TASK REQUIREMENTS: Select each line where the word "name" appears.

──────── SUPPLIED ENTRIES ────────

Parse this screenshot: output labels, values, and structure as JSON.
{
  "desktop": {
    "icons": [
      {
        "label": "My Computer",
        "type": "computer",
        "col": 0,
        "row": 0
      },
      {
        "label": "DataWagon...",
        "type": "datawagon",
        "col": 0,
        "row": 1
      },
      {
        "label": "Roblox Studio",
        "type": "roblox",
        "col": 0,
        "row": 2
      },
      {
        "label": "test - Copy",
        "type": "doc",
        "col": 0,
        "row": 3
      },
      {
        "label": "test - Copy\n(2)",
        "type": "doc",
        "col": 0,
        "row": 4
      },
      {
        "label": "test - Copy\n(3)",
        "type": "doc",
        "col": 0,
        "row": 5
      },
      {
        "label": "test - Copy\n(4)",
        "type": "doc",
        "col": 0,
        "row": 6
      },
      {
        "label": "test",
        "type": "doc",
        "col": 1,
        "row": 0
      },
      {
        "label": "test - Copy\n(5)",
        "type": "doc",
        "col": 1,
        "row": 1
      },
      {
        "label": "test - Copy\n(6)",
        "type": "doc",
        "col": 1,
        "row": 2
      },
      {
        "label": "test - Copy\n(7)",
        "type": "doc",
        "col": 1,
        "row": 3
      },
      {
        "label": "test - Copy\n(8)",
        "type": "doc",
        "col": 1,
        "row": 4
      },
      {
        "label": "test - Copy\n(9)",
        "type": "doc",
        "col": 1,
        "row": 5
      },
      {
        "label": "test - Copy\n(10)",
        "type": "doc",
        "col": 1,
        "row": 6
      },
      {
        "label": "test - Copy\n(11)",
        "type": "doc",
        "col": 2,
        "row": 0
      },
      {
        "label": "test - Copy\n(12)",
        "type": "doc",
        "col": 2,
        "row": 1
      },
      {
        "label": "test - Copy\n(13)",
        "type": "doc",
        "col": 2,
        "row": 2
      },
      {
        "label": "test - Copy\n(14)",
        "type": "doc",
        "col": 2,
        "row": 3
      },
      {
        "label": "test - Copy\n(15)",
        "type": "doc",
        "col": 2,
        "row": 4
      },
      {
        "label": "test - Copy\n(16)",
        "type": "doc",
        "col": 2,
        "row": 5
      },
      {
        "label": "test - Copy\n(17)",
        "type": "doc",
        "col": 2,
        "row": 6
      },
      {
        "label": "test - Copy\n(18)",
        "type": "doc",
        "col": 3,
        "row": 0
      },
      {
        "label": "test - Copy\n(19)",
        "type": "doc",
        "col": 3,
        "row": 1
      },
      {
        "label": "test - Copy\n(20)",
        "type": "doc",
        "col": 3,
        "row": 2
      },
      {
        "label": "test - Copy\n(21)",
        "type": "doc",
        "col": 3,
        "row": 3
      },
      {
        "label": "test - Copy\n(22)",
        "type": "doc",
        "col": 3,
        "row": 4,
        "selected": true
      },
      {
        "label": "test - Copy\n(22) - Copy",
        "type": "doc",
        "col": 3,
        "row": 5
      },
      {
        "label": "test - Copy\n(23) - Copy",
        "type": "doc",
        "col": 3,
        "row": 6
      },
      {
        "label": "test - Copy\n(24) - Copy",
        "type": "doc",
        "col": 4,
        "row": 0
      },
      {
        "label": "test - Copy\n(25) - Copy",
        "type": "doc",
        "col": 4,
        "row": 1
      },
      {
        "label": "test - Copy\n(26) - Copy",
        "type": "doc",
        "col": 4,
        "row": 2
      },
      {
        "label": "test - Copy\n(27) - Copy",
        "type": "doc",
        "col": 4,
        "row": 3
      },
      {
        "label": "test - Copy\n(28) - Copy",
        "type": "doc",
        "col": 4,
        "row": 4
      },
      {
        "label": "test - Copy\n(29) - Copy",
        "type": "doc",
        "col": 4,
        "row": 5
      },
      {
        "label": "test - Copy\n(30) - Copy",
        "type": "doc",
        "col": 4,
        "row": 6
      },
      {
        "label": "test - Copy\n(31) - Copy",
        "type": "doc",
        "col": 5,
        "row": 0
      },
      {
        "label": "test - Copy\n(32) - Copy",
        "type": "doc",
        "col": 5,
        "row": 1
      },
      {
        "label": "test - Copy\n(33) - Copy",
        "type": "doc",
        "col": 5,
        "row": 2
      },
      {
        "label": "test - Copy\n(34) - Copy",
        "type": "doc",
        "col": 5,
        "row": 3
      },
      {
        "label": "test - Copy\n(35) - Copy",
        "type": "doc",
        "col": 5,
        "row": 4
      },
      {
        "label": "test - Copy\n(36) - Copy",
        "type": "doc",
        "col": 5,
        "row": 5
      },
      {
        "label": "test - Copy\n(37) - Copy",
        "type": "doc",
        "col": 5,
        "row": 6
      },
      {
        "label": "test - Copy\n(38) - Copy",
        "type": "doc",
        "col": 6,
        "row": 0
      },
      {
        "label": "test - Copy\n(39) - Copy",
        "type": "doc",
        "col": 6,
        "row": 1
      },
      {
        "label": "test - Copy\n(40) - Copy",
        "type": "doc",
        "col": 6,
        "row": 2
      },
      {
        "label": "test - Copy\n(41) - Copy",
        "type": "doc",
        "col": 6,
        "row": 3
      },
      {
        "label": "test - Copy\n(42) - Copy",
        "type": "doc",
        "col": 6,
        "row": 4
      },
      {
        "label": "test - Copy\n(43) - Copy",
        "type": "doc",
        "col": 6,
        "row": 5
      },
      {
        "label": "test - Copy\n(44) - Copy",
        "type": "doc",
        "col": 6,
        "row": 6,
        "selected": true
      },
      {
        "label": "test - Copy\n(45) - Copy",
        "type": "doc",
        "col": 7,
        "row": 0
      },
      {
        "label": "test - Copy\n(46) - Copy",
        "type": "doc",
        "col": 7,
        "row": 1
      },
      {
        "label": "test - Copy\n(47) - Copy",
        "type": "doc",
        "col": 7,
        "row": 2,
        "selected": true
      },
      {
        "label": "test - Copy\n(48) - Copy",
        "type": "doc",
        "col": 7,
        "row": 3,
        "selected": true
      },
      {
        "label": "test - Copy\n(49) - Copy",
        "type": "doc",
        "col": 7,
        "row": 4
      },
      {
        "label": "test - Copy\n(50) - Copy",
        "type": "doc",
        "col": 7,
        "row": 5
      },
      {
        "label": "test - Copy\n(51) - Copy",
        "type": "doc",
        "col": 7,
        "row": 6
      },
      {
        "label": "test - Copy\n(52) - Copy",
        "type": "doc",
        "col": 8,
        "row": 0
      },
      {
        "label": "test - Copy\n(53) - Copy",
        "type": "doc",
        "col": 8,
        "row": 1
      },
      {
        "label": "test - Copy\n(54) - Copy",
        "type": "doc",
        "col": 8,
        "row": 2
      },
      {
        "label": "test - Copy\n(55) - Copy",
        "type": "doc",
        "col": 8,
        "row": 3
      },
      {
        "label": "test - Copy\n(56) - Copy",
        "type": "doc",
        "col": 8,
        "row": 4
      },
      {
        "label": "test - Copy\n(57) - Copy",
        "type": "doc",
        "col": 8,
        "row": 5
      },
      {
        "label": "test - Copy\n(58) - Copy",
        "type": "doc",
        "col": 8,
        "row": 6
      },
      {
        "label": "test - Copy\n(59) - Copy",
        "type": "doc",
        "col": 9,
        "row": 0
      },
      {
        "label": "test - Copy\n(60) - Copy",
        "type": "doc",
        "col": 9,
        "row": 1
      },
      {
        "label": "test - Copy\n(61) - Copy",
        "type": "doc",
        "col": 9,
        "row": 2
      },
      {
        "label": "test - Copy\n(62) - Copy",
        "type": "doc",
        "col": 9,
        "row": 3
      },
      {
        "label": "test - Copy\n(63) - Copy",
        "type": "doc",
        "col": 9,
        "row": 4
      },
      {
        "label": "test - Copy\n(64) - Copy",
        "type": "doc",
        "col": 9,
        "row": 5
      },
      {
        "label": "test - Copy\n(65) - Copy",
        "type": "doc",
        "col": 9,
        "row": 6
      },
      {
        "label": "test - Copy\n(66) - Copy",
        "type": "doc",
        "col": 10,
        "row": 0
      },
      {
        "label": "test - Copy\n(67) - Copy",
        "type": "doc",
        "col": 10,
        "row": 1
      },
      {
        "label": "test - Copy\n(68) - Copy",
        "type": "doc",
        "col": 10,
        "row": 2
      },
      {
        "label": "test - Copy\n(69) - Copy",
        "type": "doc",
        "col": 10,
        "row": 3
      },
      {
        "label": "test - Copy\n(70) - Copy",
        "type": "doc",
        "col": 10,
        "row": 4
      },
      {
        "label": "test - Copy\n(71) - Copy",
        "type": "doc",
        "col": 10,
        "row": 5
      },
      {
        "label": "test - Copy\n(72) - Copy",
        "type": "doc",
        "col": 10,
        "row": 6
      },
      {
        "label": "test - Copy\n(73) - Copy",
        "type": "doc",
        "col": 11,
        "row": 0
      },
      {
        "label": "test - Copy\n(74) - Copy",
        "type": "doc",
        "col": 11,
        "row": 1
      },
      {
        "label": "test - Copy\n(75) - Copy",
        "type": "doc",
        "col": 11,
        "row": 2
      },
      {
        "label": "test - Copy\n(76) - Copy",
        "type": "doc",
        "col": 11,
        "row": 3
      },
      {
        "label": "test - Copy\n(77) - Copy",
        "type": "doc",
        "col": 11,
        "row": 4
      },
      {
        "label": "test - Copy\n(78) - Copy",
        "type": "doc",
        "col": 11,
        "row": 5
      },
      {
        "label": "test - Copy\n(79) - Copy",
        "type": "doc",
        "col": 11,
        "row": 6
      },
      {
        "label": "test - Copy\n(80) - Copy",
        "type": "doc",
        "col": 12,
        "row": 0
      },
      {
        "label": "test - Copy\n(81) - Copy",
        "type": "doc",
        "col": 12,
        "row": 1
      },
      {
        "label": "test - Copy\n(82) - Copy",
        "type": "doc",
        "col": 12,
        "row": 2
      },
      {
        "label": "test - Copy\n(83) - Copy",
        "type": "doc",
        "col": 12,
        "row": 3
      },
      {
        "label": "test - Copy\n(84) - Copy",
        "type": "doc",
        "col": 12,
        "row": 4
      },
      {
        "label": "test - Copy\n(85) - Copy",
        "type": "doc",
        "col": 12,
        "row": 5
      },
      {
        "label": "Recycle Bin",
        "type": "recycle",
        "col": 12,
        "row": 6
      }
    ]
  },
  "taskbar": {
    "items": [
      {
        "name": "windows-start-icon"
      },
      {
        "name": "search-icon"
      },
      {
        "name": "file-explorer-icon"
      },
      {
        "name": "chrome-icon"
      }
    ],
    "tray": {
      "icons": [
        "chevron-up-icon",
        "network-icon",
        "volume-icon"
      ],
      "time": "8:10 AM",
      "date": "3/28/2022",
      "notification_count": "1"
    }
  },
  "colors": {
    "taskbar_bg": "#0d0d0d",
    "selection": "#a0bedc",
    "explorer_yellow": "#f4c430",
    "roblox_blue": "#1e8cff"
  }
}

────────

RESPONSE:
        "name": "windows-start-icon"
        "name": "search-icon"
        "name": "file-explorer-icon"
        "name": "chrome-icon"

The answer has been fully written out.